EXERCISE DESCRIPTION:
Below are records to repeat exactly. Omit the pictures from the copy.

Source records:

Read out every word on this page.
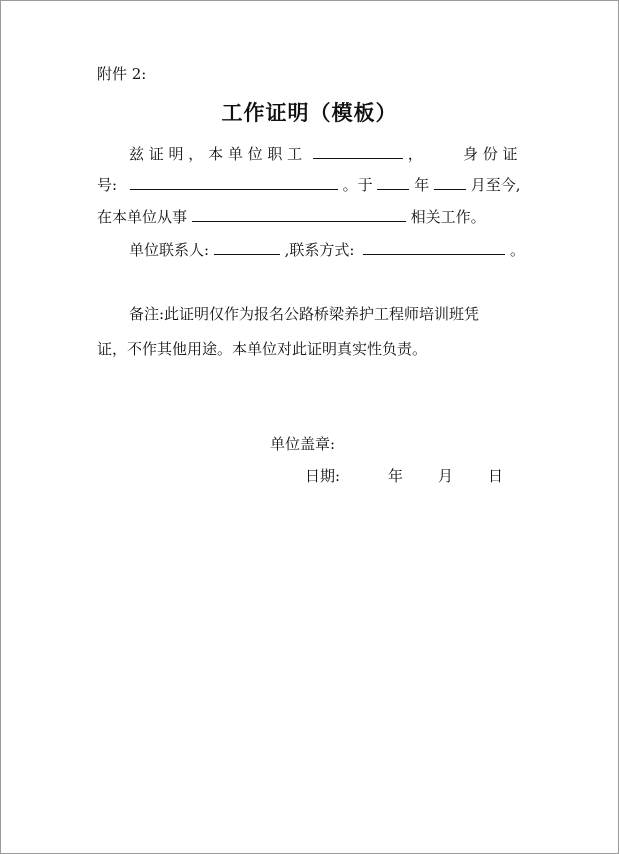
附件 2:
工作证明（模板）
兹 证 明 ， 本 单 位 职 工	，	身 份 证
号:	。于	年	月至今,
在本单位从事	相关工作。
单位联系人:	,联系方式:	。
备注:此证明仅作为报名公路桥梁养护工程师培训班凭
证，不作其他用途。本单位对此证明真实性负责。
单位盖章:
日期:	年 月 日
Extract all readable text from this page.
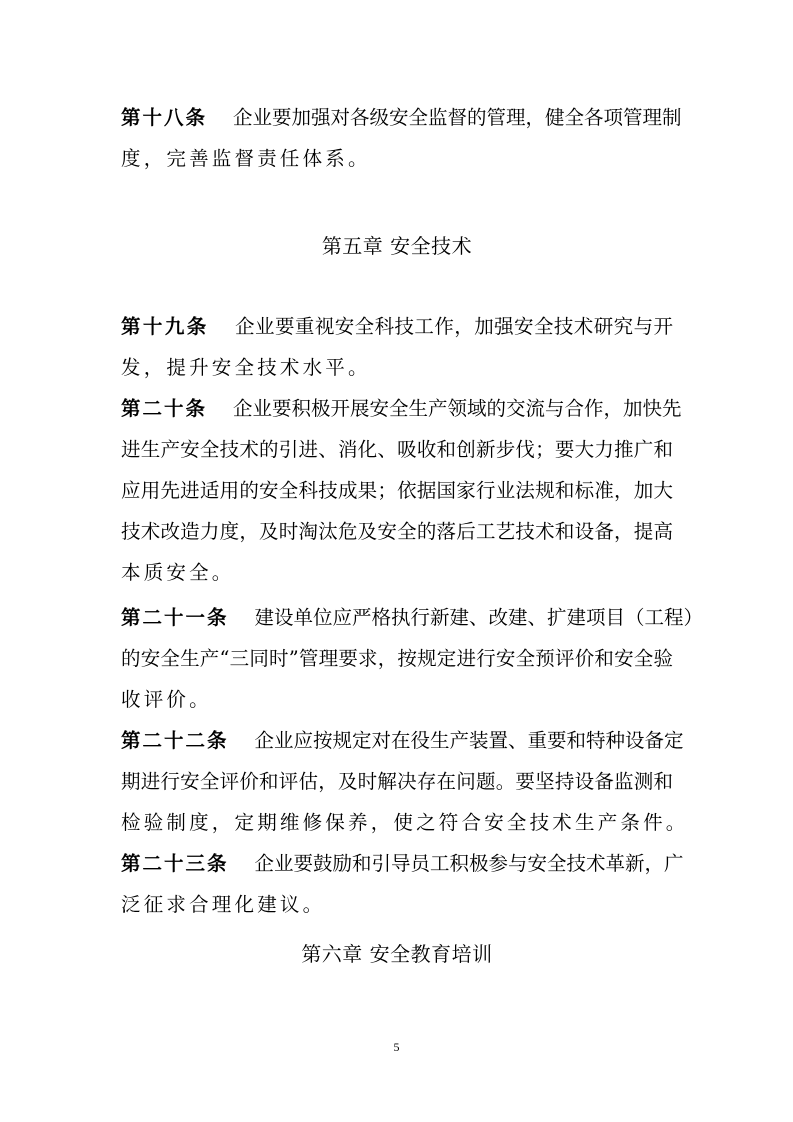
第十八条 企业要加强对各级安全监督的管理，健全各项管理制
度，完善监督责任体系。
第五章 安全技术
第十九条 企业要重视安全科技工作，加强安全技术研究与开
发，提升安全技术水平。
第二十条 企业要积极开展安全生产领域的交流与合作，加快先
进生产安全技术的引进、消化、吸收和创新步伐；要大力推广和
应用先进适用的安全科技成果；依据国家行业法规和标准，加大
技术改造力度，及时淘汰危及安全的落后工艺技术和设备，提高
本质安全。
第二十一条 建设单位应严格执行新建、改建、扩建项目（工程）
的安全生产“三同时”管理要求，按规定进行安全预评价和安全验
收评价。
第二十二条 企业应按规定对在役生产装置、重要和特种设备定
期进行安全评价和评估，及时解决存在问题。要坚持设备监测和
检验制度，定期维修保养，使之符合安全技术生产条件。
第二十三条 企业要鼓励和引导员工积极参与安全技术革新，广
泛征求合理化建议。
第六章 安全教育培训
5
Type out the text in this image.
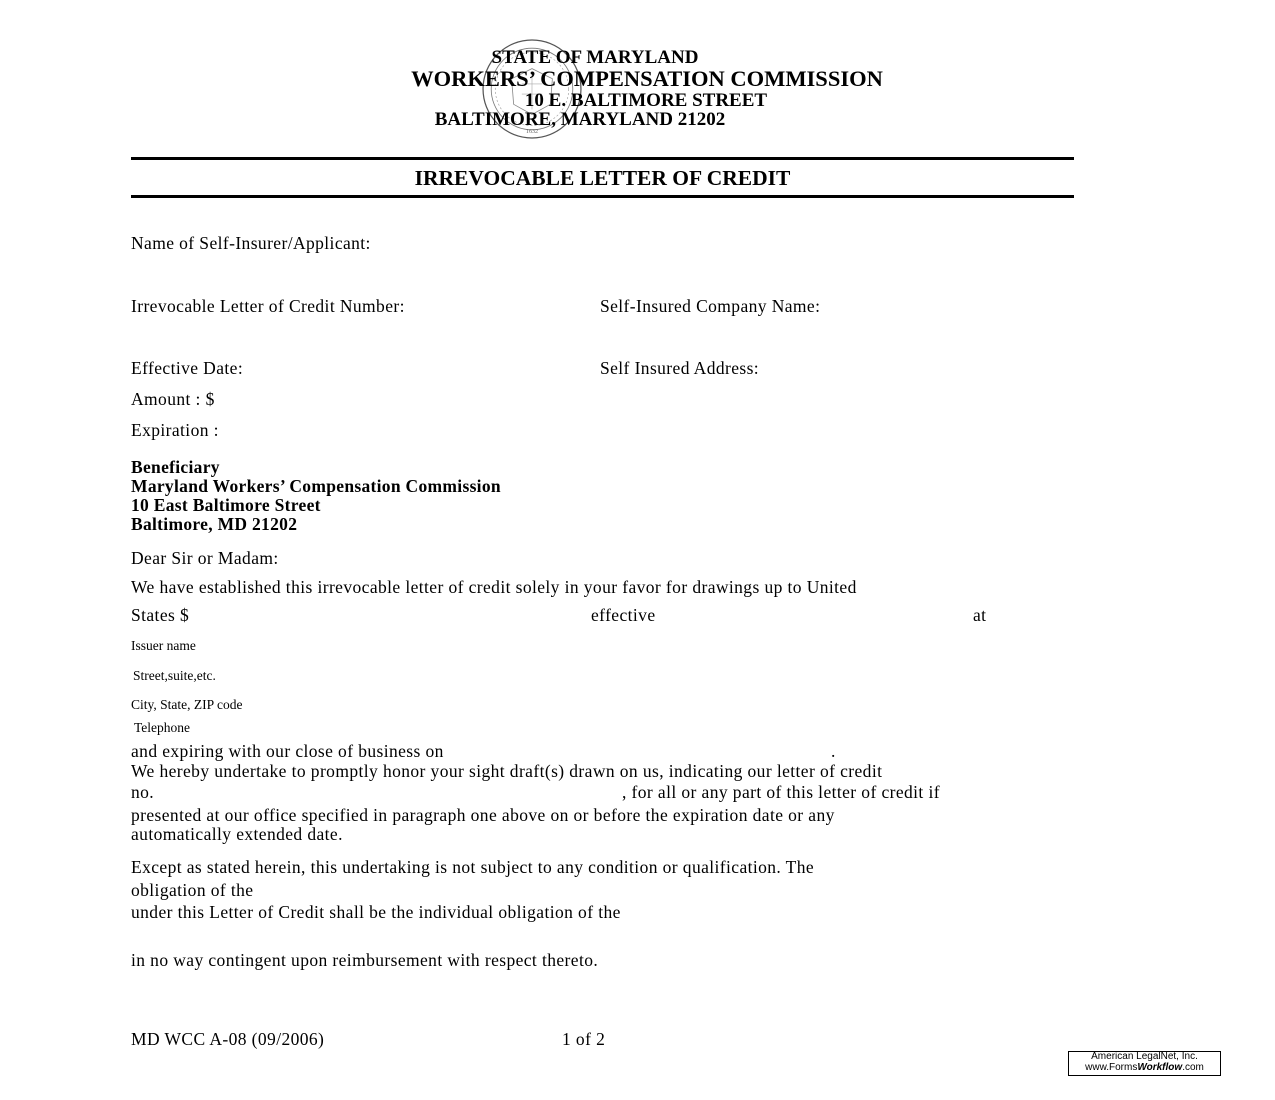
1632
STATE OF MARYLAND
WORKERS’ COMPENSATION COMMISSION
10 E. BALTIMORE STREET
BALTIMORE, MARYLAND 21202
IRREVOCABLE LETTER OF CREDIT
Name of Self-Insurer/Applicant:
Irrevocable Letter of Credit Number:	Self-Insured Company Name:
Effective Date:	Self Insured Address:
Amount : $
Expiration :
Beneficiary
Maryland Workers’ Compensation Commission
10 East Baltimore Street
Baltimore, MD 21202
Dear Sir or Madam:
We have established this irrevocable letter of credit solely in your favor for drawings up to United
States $	effective	at
Issuer name
Street,suite,etc.
City, State, ZIP code
Telephone
and expiring with our close of business on	.
We hereby undertake to promptly honor your sight draft(s) drawn on us, indicating our letter of credit
no.	, for all or any part of this letter of credit if
presented at our office specified in paragraph one above on or before the expiration date or any
automatically extended date.
Except as stated herein, this undertaking is not subject to any condition or qualification. The
obligation of the
under this Letter of Credit shall be the individual obligation of the
in no way contingent upon reimbursement with respect thereto.
MD WCC A-08 (09/2006)	1 of 2
American LegalNet, Inc.
www.FormsWorkflow.com
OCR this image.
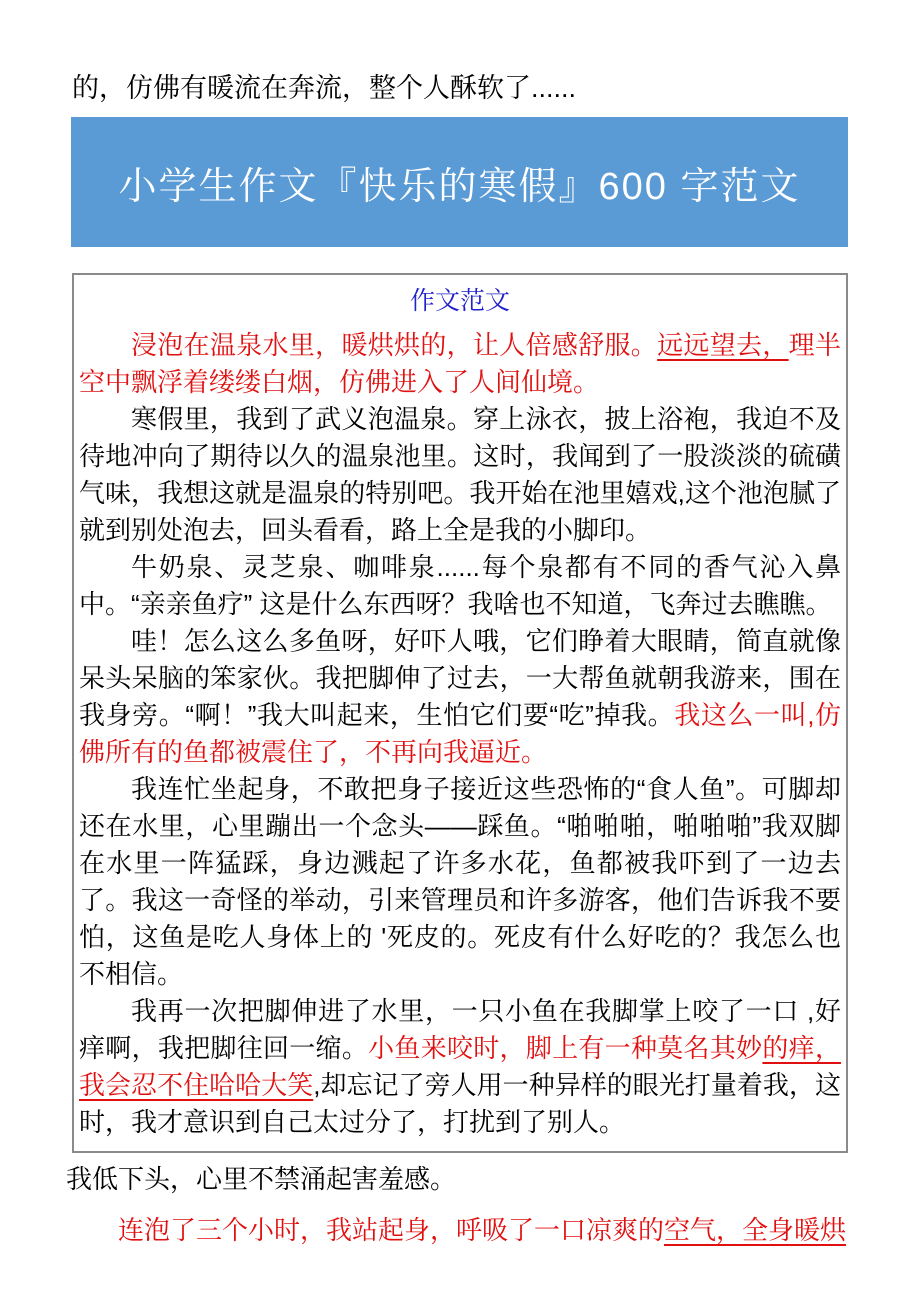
的，仿佛有暖流在奔流，整个人酥软了......
小学生作文『快乐的寒假』600 字范文
作文范文

浸泡在温泉水里，暖烘烘的，让人倍感舒服。远远望去，理半空中飘浮着缕缕白烟，仿佛进入了人间仙境。

寒假里，我到了武义泡温泉。穿上泳衣，披上浴袍，我迫不及待地冲向了期待以久的温泉池里。这时，我闻到了一股淡淡的硫磺气味，我想这就是温泉的特别吧。我开始在池里嬉戏,这个池泡腻了就到别处泡去，回头看看，路上全是我的小脚印。

牛奶泉、灵芝泉、咖啡泉......每个泉都有不同的香气沁入鼻中。“亲亲鱼疗” 这是什么东西呀？我啥也不知道，飞奔过去瞧瞧。

哇！怎么这么多鱼呀，好吓人哦，它们睁着大眼睛，简直就像呆头呆脑的笨家伙。我把脚伸了过去，一大帮鱼就朝我游来，围在我身旁。“啊！”我大叫起来，生怕它们要“吃”掉我。我这么一叫,仿佛所有的鱼都被震住了，不再向我逼近。

我连忙坐起身，不敢把身子接近这些恐怖的“食人鱼”。可脚却还在水里，心里蹦出一个念头——踩鱼。“啪啪啪，啪啪啪”我双脚在水里一阵猛踩，身边溅起了许多水花，鱼都被我吓到了一边去了。我这一奇怪的举动，引来管理员和许多游客，他们告诉我不要怕，这鱼是吃人身体上的 '死皮的。死皮有什么好吃的？我怎么也不相信。

我再一次把脚伸进了水里，一只小鱼在我脚掌上咬了一口 ,好痒啊，我把脚往回一缩。小鱼来咬时，脚上有一种莫名其妙的痒，我会忍不住哈哈大笑,却忘记了旁人用一种异样的眼光打量着我，这时，我才意识到自己太过分了，打扰到了别人。

我低下头，心里不禁涌起害羞感。

连泡了三个小时，我站起身，呼吸了一口凉爽的空气，全身暖烘
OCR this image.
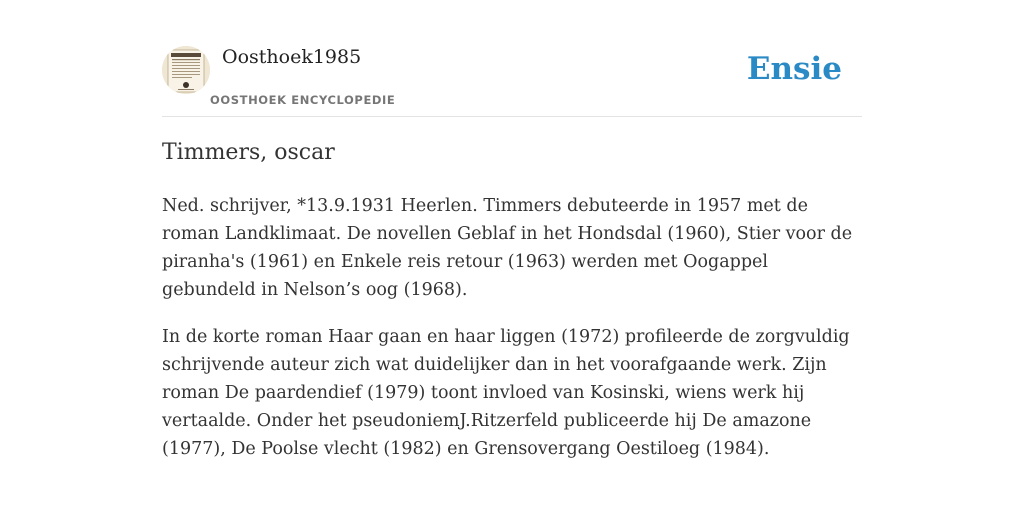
Oosthoek1985
OOSTHOEK ENCYCLOPEDIE
Ensie
Timmers, oscar

Ned. schrijver, *13.9.1931 Heerlen. Timmers debuteerde in 1957 met de roman Landklimaat. De novellen Geblaf in het Hondsdal (1960), Stier voor de piranha's (1961) en Enkele reis retour (1963) werden met Oogappel gebundeld in Nelson’s oog (1968).

In de korte roman Haar gaan en haar liggen (1972) profileerde de zorgvuldig schrijvende auteur zich wat duidelijker dan in het voorafgaande werk. Zijn roman De paardendief (1979) toont invloed van Kosinski, wiens werk hij vertaalde. Onder het pseudoniemJ.Ritzerfeld publiceerde hij De amazone (1977), De Poolse vlecht (1982) en Grensovergang Oestiloeg (1984).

RESULT FOR THIS EXERCISE:
Read out every word on this page.
附件 2:
工作证明（模板）
兹 证 明 ， 本 单 位 职 工	，	身 份 证
号:	。于	年	月至今,
在本单位从事	相关工作。
单位联系人:	,联系方式:	。
备注:此证明仅作为报名公路桥梁养护工程师培训班凭
证，不作其他用途。本单位对此证明真实性负责。
单位盖章:
日期:	年 月 日
Extract all readable text from this page.
第十八条 企业要加强对各级安全监督的管理，健全各项管理制
度，完善监督责任体系。
第五章 安全技术
第十九条 企业要重视安全科技工作，加强安全技术研究与开
发，提升安全技术水平。
第二十条 企业要积极开展安全生产领域的交流与合作，加快先
进生产安全技术的引进、消化、吸收和创新步伐；要大力推广和
应用先进适用的安全科技成果；依据国家行业法规和标准，加大
技术改造力度，及时淘汰危及安全的落后工艺技术和设备，提高
本质安全。
第二十一条 建设单位应严格执行新建、改建、扩建项目（工程）
的安全生产“三同时”管理要求，按规定进行安全预评价和安全验
收评价。
第二十二条 企业应按规定对在役生产装置、重要和特种设备定
期进行安全评价和评估，及时解决存在问题。要坚持设备监测和
检验制度，定期维修保养，使之符合安全技术生产条件。
第二十三条 企业要鼓励和引导员工积极参与安全技术革新，广
泛征求合理化建议。
第六章 安全教育培训
5
Type out the text in this image.
1632
STATE OF MARYLAND
WORKERS’ COMPENSATION COMMISSION
10 E. BALTIMORE STREET
BALTIMORE, MARYLAND 21202
IRREVOCABLE LETTER OF CREDIT
Name of Self-Insurer/Applicant:
Irrevocable Letter of Credit Number:	Self-Insured Company Name:
Effective Date:	Self Insured Address:
Amount : $
Expiration :
Beneficiary
Maryland Workers’ Compensation Commission
10 East Baltimore Street
Baltimore, MD 21202
Dear Sir or Madam:
We have established this irrevocable letter of credit solely in your favor for drawings up to United
States $	effective	at
Issuer name
Street,suite,etc.
City, State, ZIP code
Telephone
and expiring with our close of business on	.
We hereby undertake to promptly honor your sight draft(s) drawn on us, indicating our letter of credit
no.	, for all or any part of this letter of credit if
presented at our office specified in paragraph one above on or before the expiration date or any
automatically extended date.
Except as stated herein, this undertaking is not subject to any condition or qualification. The
obligation of the
under this Letter of Credit shall be the individual obligation of the
in no way contingent upon reimbursement with respect thereto.
MD WCC A-08 (09/2006)	1 of 2
American LegalNet, Inc.
www.FormsWorkflow.com
OCR this image.
的，仿佛有暖流在奔流，整个人酥软了......
小学生作文『快乐的寒假』600 字范文
作文范文

浸泡在温泉水里，暖烘烘的，让人倍感舒服。远远望去，理半空中飘浮着缕缕白烟，仿佛进入了人间仙境。

寒假里，我到了武义泡温泉。穿上泳衣，披上浴袍，我迫不及待地冲向了期待以久的温泉池里。这时，我闻到了一股淡淡的硫磺气味，我想这就是温泉的特别吧。我开始在池里嬉戏,这个池泡腻了就到别处泡去，回头看看，路上全是我的小脚印。

牛奶泉、灵芝泉、咖啡泉......每个泉都有不同的香气沁入鼻中。“亲亲鱼疗” 这是什么东西呀？我啥也不知道，飞奔过去瞧瞧。

哇！怎么这么多鱼呀，好吓人哦，它们睁着大眼睛，简直就像呆头呆脑的笨家伙。我把脚伸了过去，一大帮鱼就朝我游来，围在我身旁。“啊！”我大叫起来，生怕它们要“吃”掉我。我这么一叫,仿佛所有的鱼都被震住了，不再向我逼近。

我连忙坐起身，不敢把身子接近这些恐怖的“食人鱼”。可脚却还在水里，心里蹦出一个念头——踩鱼。“啪啪啪，啪啪啪”我双脚在水里一阵猛踩，身边溅起了许多水花，鱼都被我吓到了一边去了。我这一奇怪的举动，引来管理员和许多游客，他们告诉我不要怕，这鱼是吃人身体上的 '死皮的。死皮有什么好吃的？我怎么也不相信。

我再一次把脚伸进了水里，一只小鱼在我脚掌上咬了一口 ,好痒啊，我把脚往回一缩。小鱼来咬时，脚上有一种莫名其妙的痒，我会忍不住哈哈大笑,却忘记了旁人用一种异样的眼光打量着我，这时，我才意识到自己太过分了，打扰到了别人。

我低下头，心里不禁涌起害羞感。

连泡了三个小时，我站起身，呼吸了一口凉爽的空气，全身暖烘
OCR this image.
Oosthoek1985
OOSTHOEK ENCYCLOPEDIE
Ensie
Timmers, oscar

Ned. schrijver, *13.9.1931 Heerlen. Timmers debuteerde in 1957 met de roman Landklimaat. De novellen Geblaf in het Hondsdal (1960), Stier voor de piranha's (1961) en Enkele reis retour (1963) werden met Oogappel gebundeld in Nelson’s oog (1968).

In de korte roman Haar gaan en haar liggen (1972) profileerde de zorgvuldig schrijvende auteur zich wat duidelijker dan in het voorafgaande werk. Zijn roman De paardendief (1979) toont invloed van Kosinski, wiens werk hij vertaalde. Onder het pseudoniemJ.Ritzerfeld publiceerde hij De amazone (1977), De Poolse vlecht (1982) en Grensovergang Oestiloeg (1984).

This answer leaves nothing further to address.